» **YOUR GOAL**: Find and copy every line in the records that includes the string "height".

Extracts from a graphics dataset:

-- -- --

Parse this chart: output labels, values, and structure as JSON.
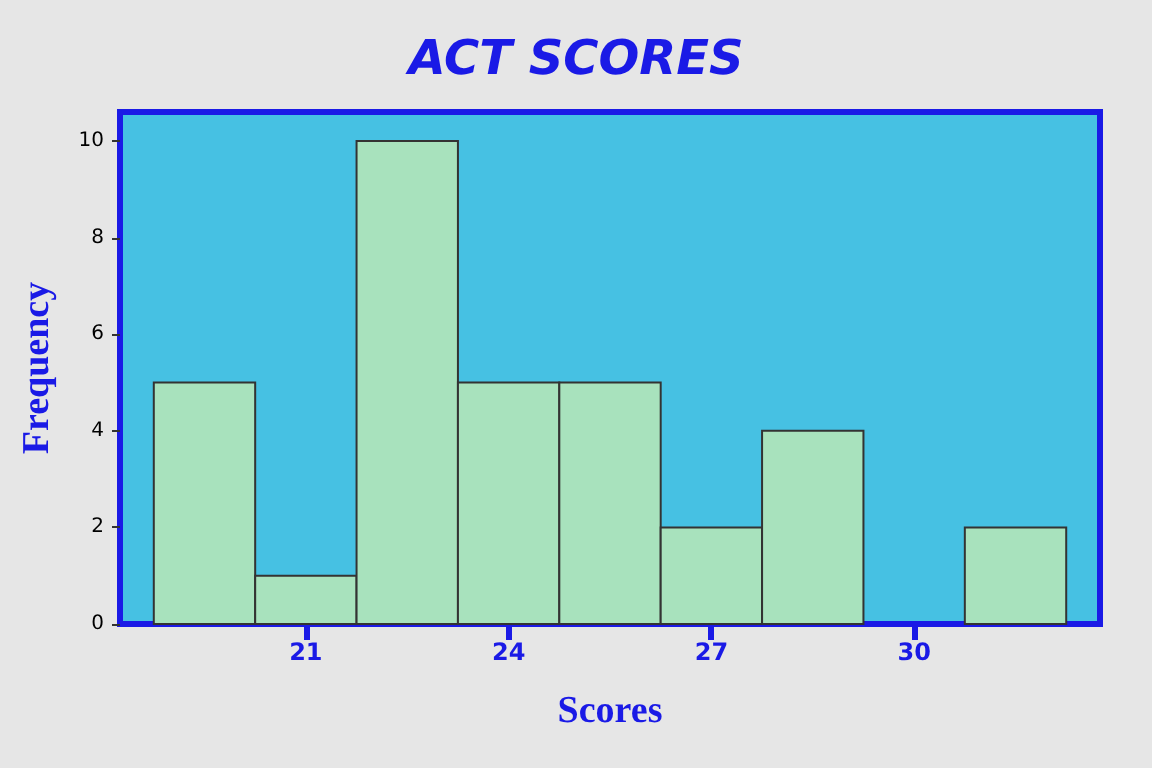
{
  "chart_data": {
    "type": "histogram",
    "title": "ACT SCORES",
    "xlabel": "Scores",
    "ylabel": "Frequency",
    "bins": [
      18.75,
      20.25,
      21.75,
      23.25,
      24.75,
      26.25,
      27.75,
      29.25,
      30.75,
      32.25
    ],
    "values": [
      5,
      1,
      10,
      5,
      5,
      2,
      4,
      0,
      2
    ],
    "color": "#a8e2bd",
    "xlim": [
      18.25,
      32.75
    ],
    "xticks": [
      21,
      24,
      27,
      30
    ],
    "ylim": [
      0,
      10.6
    ],
    "yticks": [
      0,
      2,
      4,
      6,
      8,
      10
    ],
    "grid": false
  }
}
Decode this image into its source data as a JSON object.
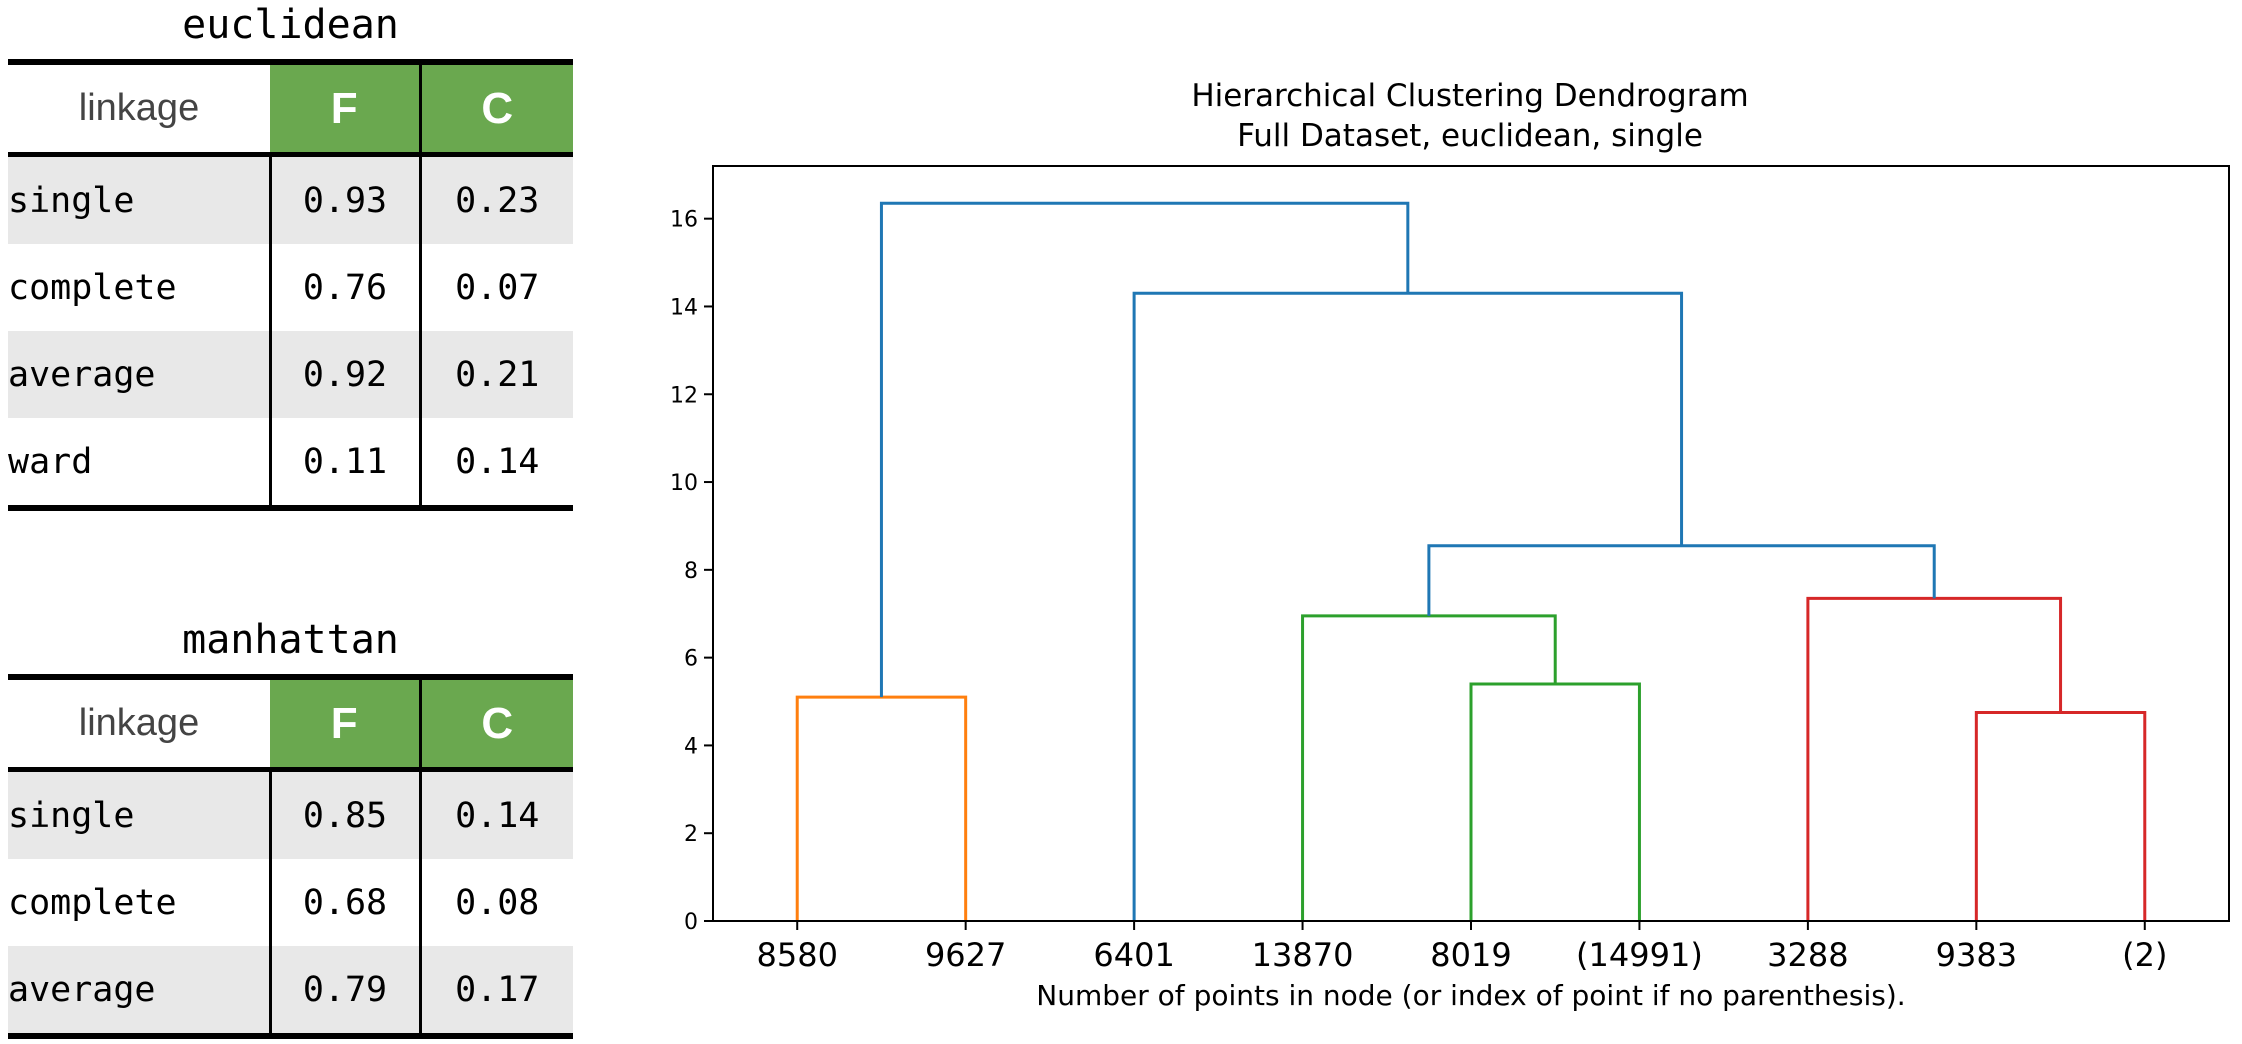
{
  "tables": [
    {
      "title": "euclidean",
      "headers": [
        "linkage",
        "F",
        "C"
      ],
      "rows": [
        {
          "linkage": "single",
          "F": "0.93",
          "C": "0.23"
        },
        {
          "linkage": "complete",
          "F": "0.76",
          "C": "0.07"
        },
        {
          "linkage": "average",
          "F": "0.92",
          "C": "0.21"
        },
        {
          "linkage": "ward",
          "F": "0.11",
          "C": "0.14"
        }
      ]
    },
    {
      "title": "manhattan",
      "headers": [
        "linkage",
        "F",
        "C"
      ],
      "rows": [
        {
          "linkage": "single",
          "F": "0.85",
          "C": "0.14"
        },
        {
          "linkage": "complete",
          "F": "0.68",
          "C": "0.08"
        },
        {
          "linkage": "average",
          "F": "0.79",
          "C": "0.17"
        }
      ]
    }
  ],
  "chart_data": {
    "type": "dendrogram",
    "title": "Hierarchical Clustering Dendrogram",
    "subtitle": "Full Dataset, euclidean, single",
    "xlabel": "Number of points in node (or index of point if no parenthesis).",
    "ylabel": "",
    "ylim": [
      0,
      17.2
    ],
    "yticks": [
      0,
      2,
      4,
      6,
      8,
      10,
      12,
      14,
      16
    ],
    "leaves": [
      "8580",
      "9627",
      "6401",
      "13870",
      "8019",
      "(14991)",
      "3288",
      "9383",
      "(2)"
    ],
    "colors": {
      "c1": "#ff7f0e",
      "c2": "#2ca02c",
      "c3": "#d62728",
      "above": "#1f77b4"
    },
    "merges": [
      {
        "left": {
          "leaf": 0
        },
        "right": {
          "leaf": 1
        },
        "height": 5.1,
        "color": "c1"
      },
      {
        "left": {
          "leaf": 4
        },
        "right": {
          "leaf": 5
        },
        "height": 5.4,
        "color": "c2"
      },
      {
        "left": {
          "leaf": 3
        },
        "right": {
          "merge": 1
        },
        "height": 6.95,
        "color": "c2"
      },
      {
        "left": {
          "leaf": 7
        },
        "right": {
          "leaf": 8
        },
        "height": 4.75,
        "color": "c3"
      },
      {
        "left": {
          "leaf": 6
        },
        "right": {
          "merge": 3
        },
        "height": 7.35,
        "color": "c3"
      },
      {
        "left": {
          "merge": 2
        },
        "right": {
          "merge": 4
        },
        "height": 8.55,
        "color": "above"
      },
      {
        "left": {
          "leaf": 2
        },
        "right": {
          "merge": 5
        },
        "height": 14.3,
        "color": "above"
      },
      {
        "left": {
          "merge": 0
        },
        "right": {
          "merge": 6
        },
        "height": 16.35,
        "color": "above"
      }
    ]
  }
}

-- -- --

» **WORKED ANSWER**:
        "height": 5.1,
        "height": 5.4,
        "height": 6.95,
        "height": 4.75,
        "height": 7.35,
        "height": 8.55,
        "height": 14.3,
        "height": 16.35,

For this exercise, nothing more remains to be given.